▶ **Information given**
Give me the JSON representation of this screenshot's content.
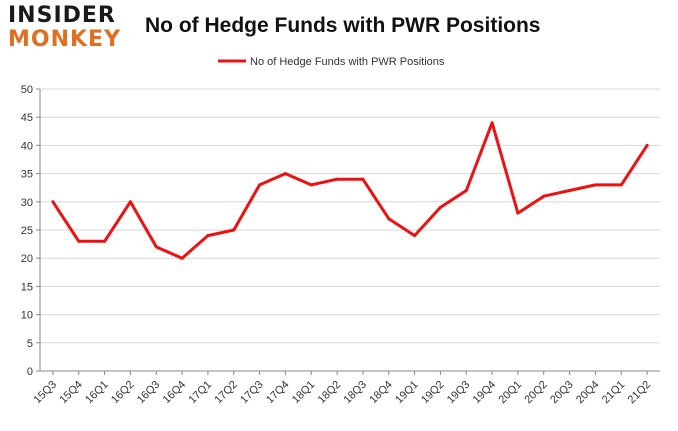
{
  "header": {
    "logo_top": "INSIDER",
    "logo_bottom": "MONKEY",
    "title": "No of Hedge Funds with PWR Positions"
  },
  "colors": {
    "line": "#ee1111",
    "grid": "#d7d7d7",
    "axis": "#888888",
    "logo_top": "#1a1a1a",
    "logo_bottom": "#e0701f"
  },
  "chart_data": {
    "type": "line",
    "title": "No of Hedge Funds with PWR Positions",
    "categories": [
      "15Q3",
      "15Q4",
      "16Q1",
      "16Q2",
      "16Q3",
      "16Q4",
      "17Q1",
      "17Q2",
      "17Q3",
      "17Q4",
      "18Q1",
      "18Q2",
      "18Q3",
      "18Q4",
      "19Q1",
      "19Q2",
      "19Q3",
      "19Q4",
      "20Q1",
      "20Q2",
      "20Q3",
      "20Q4",
      "21Q1",
      "21Q2"
    ],
    "series": [
      {
        "name": "No of Hedge Funds with PWR Positions",
        "values": [
          30,
          23,
          23,
          30,
          22,
          20,
          24,
          25,
          33,
          35,
          33,
          34,
          34,
          27,
          24,
          29,
          32,
          44,
          28,
          31,
          32,
          33,
          33,
          40
        ]
      }
    ],
    "ylim": [
      0,
      50
    ],
    "yticks": [
      0,
      5,
      10,
      15,
      20,
      25,
      30,
      35,
      40,
      45,
      50
    ],
    "grid": true,
    "legend_position": "top-center"
  }
}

▶ **Set problem**
Transcribe the records above verbatim. Do not carry over any picture.

▶ **Result**
Give me the JSON representation of this screenshot's content.
{
  "header": {
    "logo_top": "INSIDER",
    "logo_bottom": "MONKEY",
    "title": "No of Hedge Funds with PWR Positions"
  },
  "colors": {
    "line": "#ee1111",
    "grid": "#d7d7d7",
    "axis": "#888888",
    "logo_top": "#1a1a1a",
    "logo_bottom": "#e0701f"
  },
  "chart_data": {
    "type": "line",
    "title": "No of Hedge Funds with PWR Positions",
    "categories": [
      "15Q3",
      "15Q4",
      "16Q1",
      "16Q2",
      "16Q3",
      "16Q4",
      "17Q1",
      "17Q2",
      "17Q3",
      "17Q4",
      "18Q1",
      "18Q2",
      "18Q3",
      "18Q4",
      "19Q1",
      "19Q2",
      "19Q3",
      "19Q4",
      "20Q1",
      "20Q2",
      "20Q3",
      "20Q4",
      "21Q1",
      "21Q2"
    ],
    "series": [
      {
        "name": "No of Hedge Funds with PWR Positions",
        "values": [
          30,
          23,
          23,
          30,
          22,
          20,
          24,
          25,
          33,
          35,
          33,
          34,
          34,
          27,
          24,
          29,
          32,
          44,
          28,
          31,
          32,
          33,
          33,
          40
        ]
      }
    ],
    "ylim": [
      0,
      50
    ],
    "yticks": [
      0,
      5,
      10,
      15,
      20,
      25,
      30,
      35,
      40,
      45,
      50
    ],
    "grid": true,
    "legend_position": "top-center"
  }
}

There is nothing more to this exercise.